→ Problem details:
Provide only the number of lines in the listing that contain the string "title".

→ Extracted information:
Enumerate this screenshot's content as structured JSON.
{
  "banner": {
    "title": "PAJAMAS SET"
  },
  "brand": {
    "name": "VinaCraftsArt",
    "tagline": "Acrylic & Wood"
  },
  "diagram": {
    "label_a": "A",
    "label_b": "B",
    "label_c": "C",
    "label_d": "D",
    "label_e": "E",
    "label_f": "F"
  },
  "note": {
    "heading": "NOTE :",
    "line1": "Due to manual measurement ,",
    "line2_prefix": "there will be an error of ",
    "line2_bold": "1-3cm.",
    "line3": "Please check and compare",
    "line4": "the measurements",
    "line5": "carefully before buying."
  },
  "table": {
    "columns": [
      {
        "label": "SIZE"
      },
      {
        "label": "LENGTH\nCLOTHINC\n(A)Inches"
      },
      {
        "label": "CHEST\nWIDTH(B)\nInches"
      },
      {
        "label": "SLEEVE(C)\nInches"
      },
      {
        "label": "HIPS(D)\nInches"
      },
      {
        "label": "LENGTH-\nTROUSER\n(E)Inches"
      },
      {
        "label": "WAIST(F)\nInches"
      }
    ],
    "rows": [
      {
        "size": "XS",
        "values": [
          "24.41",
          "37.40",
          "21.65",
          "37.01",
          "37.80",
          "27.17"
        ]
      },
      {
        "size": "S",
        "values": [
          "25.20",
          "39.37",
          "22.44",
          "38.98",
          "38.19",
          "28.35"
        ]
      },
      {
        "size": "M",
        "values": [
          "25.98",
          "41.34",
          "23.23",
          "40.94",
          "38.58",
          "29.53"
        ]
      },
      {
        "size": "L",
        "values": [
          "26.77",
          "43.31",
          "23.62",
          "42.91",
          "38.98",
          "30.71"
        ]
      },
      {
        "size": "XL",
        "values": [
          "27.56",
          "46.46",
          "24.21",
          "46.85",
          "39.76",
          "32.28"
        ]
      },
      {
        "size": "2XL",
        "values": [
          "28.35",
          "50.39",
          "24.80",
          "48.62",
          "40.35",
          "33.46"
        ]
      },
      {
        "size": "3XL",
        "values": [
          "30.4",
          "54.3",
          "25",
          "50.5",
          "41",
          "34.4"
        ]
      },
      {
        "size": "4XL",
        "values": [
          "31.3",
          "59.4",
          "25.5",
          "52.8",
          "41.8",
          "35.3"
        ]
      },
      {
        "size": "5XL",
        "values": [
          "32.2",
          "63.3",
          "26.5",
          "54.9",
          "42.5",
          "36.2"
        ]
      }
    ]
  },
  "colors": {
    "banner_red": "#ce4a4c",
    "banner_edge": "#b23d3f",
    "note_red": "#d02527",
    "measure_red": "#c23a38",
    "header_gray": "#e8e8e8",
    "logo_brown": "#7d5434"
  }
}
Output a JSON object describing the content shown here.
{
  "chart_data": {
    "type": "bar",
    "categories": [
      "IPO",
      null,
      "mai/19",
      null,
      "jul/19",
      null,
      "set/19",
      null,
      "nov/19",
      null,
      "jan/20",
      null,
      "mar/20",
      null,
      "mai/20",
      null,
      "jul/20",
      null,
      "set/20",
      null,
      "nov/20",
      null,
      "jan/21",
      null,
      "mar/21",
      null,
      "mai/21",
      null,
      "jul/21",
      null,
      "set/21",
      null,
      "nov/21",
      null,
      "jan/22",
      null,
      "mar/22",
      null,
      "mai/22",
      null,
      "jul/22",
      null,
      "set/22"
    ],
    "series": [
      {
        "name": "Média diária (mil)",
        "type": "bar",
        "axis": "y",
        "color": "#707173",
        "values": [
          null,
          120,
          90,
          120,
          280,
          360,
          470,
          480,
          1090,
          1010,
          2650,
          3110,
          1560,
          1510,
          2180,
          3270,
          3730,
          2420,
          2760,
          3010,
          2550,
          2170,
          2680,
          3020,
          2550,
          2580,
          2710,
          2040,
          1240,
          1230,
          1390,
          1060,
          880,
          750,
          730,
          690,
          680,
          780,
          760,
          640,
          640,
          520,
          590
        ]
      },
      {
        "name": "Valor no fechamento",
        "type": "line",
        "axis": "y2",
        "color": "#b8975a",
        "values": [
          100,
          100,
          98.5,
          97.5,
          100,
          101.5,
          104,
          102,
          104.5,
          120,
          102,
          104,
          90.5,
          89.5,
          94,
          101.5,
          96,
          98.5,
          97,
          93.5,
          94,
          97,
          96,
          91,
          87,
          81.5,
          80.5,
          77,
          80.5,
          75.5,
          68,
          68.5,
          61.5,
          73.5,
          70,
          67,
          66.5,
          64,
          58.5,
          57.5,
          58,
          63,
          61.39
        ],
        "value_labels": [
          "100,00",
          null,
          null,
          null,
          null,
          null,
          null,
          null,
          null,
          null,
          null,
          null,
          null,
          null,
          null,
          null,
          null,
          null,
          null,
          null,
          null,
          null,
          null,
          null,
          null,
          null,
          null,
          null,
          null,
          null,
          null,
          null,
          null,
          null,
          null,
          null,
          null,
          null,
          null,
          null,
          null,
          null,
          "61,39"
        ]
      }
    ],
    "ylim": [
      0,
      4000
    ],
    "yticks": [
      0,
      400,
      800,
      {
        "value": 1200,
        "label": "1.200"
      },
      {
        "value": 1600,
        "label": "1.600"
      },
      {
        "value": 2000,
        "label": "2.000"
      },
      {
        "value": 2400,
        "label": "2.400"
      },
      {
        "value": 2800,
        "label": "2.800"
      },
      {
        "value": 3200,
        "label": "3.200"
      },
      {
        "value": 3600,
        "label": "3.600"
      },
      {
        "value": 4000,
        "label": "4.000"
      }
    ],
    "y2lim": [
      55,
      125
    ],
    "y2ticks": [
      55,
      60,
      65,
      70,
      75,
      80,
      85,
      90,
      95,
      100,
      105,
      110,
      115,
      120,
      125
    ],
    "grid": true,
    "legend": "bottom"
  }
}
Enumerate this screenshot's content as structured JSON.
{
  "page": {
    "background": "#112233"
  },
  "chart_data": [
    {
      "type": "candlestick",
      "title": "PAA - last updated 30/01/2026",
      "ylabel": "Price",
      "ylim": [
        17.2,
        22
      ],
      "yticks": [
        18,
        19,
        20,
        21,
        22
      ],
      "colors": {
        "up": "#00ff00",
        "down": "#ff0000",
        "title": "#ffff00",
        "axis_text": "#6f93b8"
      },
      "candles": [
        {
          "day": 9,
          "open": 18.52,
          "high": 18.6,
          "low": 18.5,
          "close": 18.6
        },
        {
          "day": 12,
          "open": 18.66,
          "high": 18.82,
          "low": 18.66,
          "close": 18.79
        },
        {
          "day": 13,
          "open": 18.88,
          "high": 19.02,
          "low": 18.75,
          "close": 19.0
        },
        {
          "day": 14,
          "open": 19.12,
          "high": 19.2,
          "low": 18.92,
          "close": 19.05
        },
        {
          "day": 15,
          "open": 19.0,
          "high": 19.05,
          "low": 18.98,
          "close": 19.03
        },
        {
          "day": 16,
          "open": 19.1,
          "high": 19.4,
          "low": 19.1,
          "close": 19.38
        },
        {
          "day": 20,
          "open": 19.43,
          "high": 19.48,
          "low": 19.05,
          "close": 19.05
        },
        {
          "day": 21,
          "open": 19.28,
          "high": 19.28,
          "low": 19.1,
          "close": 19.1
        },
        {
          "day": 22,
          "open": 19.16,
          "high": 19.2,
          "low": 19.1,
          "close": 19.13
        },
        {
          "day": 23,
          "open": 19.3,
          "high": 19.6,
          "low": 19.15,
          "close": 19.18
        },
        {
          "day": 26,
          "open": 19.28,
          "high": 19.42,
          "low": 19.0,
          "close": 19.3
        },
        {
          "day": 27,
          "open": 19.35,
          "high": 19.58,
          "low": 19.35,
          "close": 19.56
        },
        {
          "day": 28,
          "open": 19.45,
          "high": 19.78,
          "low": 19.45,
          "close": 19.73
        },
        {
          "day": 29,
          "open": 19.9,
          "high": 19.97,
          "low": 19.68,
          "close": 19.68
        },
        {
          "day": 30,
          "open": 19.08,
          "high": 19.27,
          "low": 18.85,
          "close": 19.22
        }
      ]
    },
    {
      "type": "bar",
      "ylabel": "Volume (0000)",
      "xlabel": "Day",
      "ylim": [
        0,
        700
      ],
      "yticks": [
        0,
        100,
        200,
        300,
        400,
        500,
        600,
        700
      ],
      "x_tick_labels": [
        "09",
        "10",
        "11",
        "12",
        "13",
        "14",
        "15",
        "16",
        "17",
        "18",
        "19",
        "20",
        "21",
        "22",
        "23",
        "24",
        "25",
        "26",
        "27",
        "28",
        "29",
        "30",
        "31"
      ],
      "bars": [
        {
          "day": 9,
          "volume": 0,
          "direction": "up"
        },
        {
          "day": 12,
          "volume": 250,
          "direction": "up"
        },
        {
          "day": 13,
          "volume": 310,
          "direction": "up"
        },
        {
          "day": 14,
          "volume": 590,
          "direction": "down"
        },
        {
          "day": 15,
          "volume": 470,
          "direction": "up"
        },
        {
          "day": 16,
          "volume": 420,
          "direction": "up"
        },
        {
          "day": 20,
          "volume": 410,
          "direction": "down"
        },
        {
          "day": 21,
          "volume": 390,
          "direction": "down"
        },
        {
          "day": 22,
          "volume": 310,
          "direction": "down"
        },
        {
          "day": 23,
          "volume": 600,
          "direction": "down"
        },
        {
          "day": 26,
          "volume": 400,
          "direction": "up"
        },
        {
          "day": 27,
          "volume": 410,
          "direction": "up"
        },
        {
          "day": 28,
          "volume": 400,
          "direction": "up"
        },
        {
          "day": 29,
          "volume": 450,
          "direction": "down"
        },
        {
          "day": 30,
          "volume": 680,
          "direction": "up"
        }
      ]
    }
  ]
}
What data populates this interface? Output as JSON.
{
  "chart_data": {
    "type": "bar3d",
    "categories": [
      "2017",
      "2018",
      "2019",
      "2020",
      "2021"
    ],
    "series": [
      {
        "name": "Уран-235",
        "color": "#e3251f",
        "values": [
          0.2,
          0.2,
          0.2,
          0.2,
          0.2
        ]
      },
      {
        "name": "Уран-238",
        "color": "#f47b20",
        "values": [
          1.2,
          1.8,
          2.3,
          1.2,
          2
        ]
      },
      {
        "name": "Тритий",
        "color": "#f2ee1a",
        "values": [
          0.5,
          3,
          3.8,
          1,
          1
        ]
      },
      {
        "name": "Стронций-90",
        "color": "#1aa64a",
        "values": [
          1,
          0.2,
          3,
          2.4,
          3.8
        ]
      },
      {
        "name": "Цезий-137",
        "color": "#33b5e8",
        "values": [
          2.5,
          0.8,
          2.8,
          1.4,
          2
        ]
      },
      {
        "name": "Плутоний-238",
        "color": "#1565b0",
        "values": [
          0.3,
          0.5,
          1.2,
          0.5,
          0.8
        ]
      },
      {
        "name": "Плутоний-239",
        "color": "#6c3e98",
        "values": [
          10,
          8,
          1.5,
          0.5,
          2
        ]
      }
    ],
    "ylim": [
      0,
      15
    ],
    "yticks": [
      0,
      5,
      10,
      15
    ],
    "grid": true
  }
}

→ Task answer:
3